▶ Task details: Work through the records below and tally every line containing "Double". Reply with the total alone.

▶ Collected data entries:
****

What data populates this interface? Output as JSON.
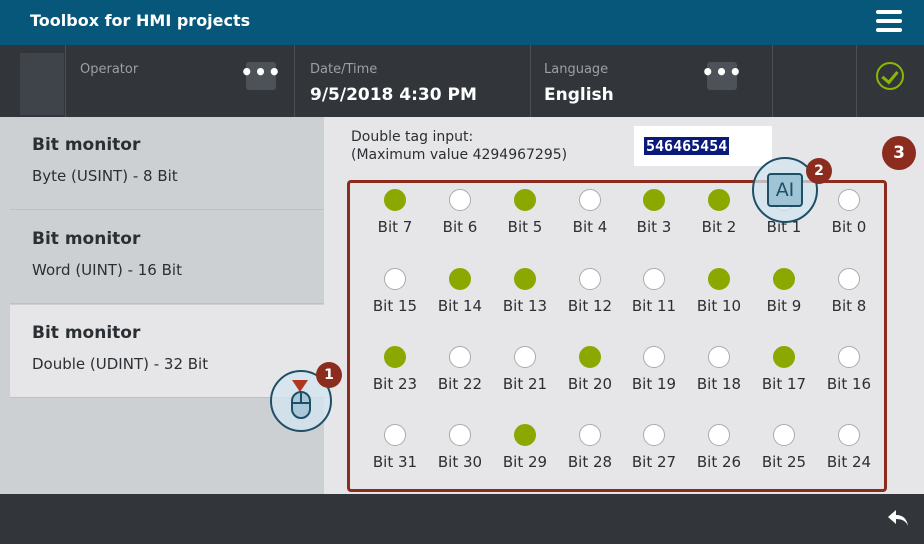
{
  "window": {
    "title": "Toolbox for HMI projects"
  },
  "header": {
    "operator_label": "Operator",
    "datetime_label": "Date/Time",
    "datetime_value": "9/5/2018 4:30 PM",
    "language_label": "Language",
    "language_value": "English",
    "dots": "•••"
  },
  "sidebar": {
    "items": [
      {
        "title": "Bit monitor",
        "subtitle": "Byte (USINT)  - 8 Bit"
      },
      {
        "title": "Bit monitor",
        "subtitle": "Word (UINT) - 16 Bit"
      },
      {
        "title": "Bit monitor",
        "subtitle": "Double (UDINT) - 32 Bit"
      }
    ],
    "active_index": 2
  },
  "input": {
    "label_line1": "Double tag input:",
    "label_line2": "(Maximum value 4294967295)",
    "value": "546465454"
  },
  "bits": [
    {
      "label": "Bit 7",
      "on": true
    },
    {
      "label": "Bit 6",
      "on": false
    },
    {
      "label": "Bit 5",
      "on": true
    },
    {
      "label": "Bit 4",
      "on": false
    },
    {
      "label": "Bit 3",
      "on": true
    },
    {
      "label": "Bit 2",
      "on": true
    },
    {
      "label": "Bit 1",
      "on": false
    },
    {
      "label": "Bit 0",
      "on": false
    },
    {
      "label": "Bit 15",
      "on": false
    },
    {
      "label": "Bit 14",
      "on": true
    },
    {
      "label": "Bit 13",
      "on": true
    },
    {
      "label": "Bit 12",
      "on": false
    },
    {
      "label": "Bit 11",
      "on": false
    },
    {
      "label": "Bit 10",
      "on": true
    },
    {
      "label": "Bit 9",
      "on": true
    },
    {
      "label": "Bit 8",
      "on": false
    },
    {
      "label": "Bit 23",
      "on": true
    },
    {
      "label": "Bit 22",
      "on": false
    },
    {
      "label": "Bit 21",
      "on": false
    },
    {
      "label": "Bit 20",
      "on": true
    },
    {
      "label": "Bit 19",
      "on": false
    },
    {
      "label": "Bit 18",
      "on": false
    },
    {
      "label": "Bit 17",
      "on": true
    },
    {
      "label": "Bit 16",
      "on": false
    },
    {
      "label": "Bit 31",
      "on": false
    },
    {
      "label": "Bit 30",
      "on": false
    },
    {
      "label": "Bit 29",
      "on": true
    },
    {
      "label": "Bit 28",
      "on": false
    },
    {
      "label": "Bit 27",
      "on": false
    },
    {
      "label": "Bit 26",
      "on": false
    },
    {
      "label": "Bit 25",
      "on": false
    },
    {
      "label": "Bit 24",
      "on": false
    }
  ],
  "annotations": {
    "badge1": "1",
    "badge2": "2",
    "badge3": "3",
    "keyboard_glyph": "AI"
  },
  "colors": {
    "title_bar": "#07577a",
    "led_on": "#8aa800",
    "frame": "#8b2c1f",
    "ok": "#8ab800"
  },
  "icons": [
    "hamburger-menu-icon",
    "more-dots-icon",
    "ok-check-icon",
    "back-arrow-icon",
    "mouse-click-icon",
    "keyboard-input-icon"
  ]
}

****

▶ Response to the task: 2